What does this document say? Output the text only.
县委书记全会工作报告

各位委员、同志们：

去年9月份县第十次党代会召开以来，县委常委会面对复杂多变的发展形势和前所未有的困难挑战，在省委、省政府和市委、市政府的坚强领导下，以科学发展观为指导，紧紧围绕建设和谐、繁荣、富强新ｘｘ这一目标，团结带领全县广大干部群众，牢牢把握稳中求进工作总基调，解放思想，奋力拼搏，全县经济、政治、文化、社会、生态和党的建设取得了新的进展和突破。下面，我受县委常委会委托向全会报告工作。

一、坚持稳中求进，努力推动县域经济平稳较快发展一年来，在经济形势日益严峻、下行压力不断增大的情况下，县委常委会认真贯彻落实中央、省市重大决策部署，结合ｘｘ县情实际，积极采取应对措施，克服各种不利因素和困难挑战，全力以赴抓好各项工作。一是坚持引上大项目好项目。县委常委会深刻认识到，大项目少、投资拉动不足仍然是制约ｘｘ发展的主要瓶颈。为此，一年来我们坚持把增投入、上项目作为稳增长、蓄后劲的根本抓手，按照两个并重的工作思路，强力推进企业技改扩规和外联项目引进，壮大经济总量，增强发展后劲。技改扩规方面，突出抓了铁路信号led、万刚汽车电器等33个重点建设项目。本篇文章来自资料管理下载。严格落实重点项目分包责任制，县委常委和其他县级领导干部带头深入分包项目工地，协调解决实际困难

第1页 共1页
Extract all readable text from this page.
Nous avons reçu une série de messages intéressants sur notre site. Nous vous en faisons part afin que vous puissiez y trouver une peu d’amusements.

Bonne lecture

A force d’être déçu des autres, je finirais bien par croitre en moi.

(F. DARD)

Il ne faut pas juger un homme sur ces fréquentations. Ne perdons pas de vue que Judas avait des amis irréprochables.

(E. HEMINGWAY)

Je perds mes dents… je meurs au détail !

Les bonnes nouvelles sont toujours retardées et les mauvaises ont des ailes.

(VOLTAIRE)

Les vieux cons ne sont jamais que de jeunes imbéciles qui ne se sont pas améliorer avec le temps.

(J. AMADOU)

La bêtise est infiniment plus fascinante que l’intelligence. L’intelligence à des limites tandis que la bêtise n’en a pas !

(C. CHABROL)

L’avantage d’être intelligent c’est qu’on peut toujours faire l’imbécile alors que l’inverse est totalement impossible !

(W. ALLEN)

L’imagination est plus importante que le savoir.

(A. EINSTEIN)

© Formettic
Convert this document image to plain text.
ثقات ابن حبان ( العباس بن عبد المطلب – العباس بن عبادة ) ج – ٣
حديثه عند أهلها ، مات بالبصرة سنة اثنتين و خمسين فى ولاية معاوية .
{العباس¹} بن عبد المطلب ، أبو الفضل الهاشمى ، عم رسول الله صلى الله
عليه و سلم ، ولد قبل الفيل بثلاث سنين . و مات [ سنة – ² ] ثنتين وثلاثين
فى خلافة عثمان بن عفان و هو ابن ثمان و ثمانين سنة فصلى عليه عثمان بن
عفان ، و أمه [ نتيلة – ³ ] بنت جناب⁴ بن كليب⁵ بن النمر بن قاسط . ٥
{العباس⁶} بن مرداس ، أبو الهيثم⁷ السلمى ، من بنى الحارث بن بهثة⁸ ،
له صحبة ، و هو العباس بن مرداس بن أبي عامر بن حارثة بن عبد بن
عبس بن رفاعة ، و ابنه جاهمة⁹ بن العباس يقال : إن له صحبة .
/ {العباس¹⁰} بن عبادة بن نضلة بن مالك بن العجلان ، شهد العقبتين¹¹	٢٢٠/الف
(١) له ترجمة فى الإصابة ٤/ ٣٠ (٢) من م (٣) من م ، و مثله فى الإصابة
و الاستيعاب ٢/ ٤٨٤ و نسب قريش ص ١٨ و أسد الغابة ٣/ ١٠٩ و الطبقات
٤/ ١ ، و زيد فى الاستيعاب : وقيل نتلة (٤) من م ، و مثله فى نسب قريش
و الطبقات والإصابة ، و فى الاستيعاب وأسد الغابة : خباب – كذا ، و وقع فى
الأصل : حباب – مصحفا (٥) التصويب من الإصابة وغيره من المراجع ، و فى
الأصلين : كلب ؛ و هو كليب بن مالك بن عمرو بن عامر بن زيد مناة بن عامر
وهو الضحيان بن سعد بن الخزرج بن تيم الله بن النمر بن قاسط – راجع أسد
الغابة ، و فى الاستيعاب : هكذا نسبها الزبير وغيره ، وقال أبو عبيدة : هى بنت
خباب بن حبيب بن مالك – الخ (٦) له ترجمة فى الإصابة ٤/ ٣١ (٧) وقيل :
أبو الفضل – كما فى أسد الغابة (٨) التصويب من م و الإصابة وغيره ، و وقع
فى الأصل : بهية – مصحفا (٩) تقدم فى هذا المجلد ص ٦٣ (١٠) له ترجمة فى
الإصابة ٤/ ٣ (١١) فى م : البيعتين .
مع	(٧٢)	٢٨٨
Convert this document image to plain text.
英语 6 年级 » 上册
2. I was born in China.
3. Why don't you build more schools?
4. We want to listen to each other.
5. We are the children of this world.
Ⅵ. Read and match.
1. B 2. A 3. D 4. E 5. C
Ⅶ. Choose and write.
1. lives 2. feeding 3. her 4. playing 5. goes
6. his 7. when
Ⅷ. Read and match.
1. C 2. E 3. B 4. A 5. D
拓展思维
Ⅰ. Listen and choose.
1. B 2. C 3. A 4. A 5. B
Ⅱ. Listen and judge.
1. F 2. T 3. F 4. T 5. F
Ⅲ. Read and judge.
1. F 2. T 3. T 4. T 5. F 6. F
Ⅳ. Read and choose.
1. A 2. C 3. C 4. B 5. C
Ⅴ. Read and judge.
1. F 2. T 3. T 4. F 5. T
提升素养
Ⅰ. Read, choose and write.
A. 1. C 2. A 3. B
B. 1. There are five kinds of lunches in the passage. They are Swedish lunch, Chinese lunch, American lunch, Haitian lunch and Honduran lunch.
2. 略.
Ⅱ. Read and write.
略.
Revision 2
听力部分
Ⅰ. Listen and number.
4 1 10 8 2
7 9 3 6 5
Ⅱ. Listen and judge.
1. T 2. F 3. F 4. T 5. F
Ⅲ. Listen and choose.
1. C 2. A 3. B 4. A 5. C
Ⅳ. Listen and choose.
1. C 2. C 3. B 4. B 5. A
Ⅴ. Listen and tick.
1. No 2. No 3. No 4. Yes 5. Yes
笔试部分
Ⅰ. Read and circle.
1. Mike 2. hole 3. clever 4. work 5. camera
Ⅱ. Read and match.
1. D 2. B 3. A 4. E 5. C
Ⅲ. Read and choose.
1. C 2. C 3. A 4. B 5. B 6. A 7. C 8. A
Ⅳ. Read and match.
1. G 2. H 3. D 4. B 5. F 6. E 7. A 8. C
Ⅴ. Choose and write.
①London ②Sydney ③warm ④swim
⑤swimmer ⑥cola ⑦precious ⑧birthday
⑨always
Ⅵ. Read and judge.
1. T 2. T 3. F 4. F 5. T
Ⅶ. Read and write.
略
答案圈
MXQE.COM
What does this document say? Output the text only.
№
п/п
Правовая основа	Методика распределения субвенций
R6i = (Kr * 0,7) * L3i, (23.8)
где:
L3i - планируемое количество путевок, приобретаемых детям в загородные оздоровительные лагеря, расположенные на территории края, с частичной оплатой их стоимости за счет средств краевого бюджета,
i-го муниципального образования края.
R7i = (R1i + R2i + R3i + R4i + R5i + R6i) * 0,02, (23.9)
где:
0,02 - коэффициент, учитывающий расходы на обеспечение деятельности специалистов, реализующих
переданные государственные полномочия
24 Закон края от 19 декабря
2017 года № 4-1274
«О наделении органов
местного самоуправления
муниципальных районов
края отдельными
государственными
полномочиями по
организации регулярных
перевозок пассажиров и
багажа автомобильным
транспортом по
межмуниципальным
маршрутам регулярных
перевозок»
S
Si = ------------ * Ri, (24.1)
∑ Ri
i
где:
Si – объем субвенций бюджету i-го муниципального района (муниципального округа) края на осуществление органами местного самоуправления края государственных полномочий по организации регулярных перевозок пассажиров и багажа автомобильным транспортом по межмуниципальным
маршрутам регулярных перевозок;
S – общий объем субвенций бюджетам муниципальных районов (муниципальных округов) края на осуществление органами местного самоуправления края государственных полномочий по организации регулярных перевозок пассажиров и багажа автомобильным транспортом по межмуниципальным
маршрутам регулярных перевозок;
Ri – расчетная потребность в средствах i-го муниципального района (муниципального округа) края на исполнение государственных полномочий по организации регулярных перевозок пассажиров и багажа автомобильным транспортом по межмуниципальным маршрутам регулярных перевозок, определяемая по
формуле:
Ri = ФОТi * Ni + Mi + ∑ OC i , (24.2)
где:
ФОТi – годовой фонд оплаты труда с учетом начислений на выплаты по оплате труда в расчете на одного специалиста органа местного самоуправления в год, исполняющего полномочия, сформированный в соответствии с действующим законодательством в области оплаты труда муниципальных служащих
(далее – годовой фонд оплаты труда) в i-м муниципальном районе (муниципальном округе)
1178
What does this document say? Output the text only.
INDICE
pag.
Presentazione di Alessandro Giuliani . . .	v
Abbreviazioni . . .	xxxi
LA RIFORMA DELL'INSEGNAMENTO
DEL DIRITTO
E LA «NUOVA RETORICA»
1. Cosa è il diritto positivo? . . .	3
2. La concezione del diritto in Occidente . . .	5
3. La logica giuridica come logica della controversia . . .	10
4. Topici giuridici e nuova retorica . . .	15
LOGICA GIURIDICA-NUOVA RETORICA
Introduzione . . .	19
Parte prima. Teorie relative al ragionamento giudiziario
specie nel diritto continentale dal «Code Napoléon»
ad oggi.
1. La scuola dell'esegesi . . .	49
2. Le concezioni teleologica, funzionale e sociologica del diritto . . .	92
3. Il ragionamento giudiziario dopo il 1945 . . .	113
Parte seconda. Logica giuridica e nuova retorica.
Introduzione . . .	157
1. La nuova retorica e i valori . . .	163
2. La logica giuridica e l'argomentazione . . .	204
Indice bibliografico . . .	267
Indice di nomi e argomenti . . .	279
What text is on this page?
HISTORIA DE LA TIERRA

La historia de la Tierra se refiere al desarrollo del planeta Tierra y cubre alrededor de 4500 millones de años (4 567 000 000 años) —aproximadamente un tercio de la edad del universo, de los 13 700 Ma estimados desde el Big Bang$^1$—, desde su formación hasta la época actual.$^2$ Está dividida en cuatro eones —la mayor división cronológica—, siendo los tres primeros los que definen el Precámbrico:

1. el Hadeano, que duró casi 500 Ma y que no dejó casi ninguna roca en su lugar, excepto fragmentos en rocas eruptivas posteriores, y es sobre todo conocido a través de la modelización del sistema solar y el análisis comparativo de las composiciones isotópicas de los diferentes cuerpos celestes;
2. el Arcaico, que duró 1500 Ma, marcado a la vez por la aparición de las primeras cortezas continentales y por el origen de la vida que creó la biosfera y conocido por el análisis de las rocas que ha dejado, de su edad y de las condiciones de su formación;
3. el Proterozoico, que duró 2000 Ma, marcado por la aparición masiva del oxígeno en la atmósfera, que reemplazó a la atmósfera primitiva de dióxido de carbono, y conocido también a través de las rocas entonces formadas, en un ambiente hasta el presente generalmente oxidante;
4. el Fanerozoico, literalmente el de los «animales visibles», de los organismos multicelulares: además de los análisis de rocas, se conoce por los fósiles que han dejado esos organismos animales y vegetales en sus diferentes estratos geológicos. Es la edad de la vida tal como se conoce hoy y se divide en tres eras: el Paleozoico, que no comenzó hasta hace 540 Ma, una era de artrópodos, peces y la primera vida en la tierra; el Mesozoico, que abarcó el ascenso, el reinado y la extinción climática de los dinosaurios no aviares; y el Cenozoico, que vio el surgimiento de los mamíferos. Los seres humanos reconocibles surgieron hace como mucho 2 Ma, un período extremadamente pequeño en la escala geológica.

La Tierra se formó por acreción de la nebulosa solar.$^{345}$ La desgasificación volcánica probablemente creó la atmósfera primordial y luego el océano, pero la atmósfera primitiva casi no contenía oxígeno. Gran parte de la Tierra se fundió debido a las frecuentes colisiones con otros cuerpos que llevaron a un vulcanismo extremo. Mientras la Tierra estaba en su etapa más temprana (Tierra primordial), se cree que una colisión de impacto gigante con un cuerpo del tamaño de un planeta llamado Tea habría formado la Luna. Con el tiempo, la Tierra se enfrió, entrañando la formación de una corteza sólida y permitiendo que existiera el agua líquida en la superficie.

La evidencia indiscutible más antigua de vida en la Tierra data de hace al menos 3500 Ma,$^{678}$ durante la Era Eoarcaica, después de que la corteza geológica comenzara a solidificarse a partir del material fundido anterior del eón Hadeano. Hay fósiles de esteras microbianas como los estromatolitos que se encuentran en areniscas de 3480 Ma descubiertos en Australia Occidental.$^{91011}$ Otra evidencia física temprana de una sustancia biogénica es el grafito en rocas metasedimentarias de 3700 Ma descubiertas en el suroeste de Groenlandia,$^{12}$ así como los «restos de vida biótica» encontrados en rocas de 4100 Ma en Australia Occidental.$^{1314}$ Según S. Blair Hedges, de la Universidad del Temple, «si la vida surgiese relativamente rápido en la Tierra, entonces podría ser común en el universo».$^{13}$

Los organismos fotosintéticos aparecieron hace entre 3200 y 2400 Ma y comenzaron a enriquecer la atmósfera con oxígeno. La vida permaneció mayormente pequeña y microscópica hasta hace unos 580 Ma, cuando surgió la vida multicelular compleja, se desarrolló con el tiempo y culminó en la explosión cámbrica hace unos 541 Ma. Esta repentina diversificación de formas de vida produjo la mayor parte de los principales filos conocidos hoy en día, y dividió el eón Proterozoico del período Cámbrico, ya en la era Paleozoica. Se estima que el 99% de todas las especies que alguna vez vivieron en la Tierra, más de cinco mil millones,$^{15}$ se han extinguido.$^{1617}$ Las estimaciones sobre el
###
## Your instructions
Gather each line from the listing above that holds "عبادة".

## Answer to this task
ثقات ابن حبان ( العباس بن عبد المطلب – العباس بن عبادة ) ج – ٣
/ {العباس¹⁰} بن عبادة بن نضلة بن مالك بن العجلان ، شهد العقبتين¹¹	٢٢٠/الف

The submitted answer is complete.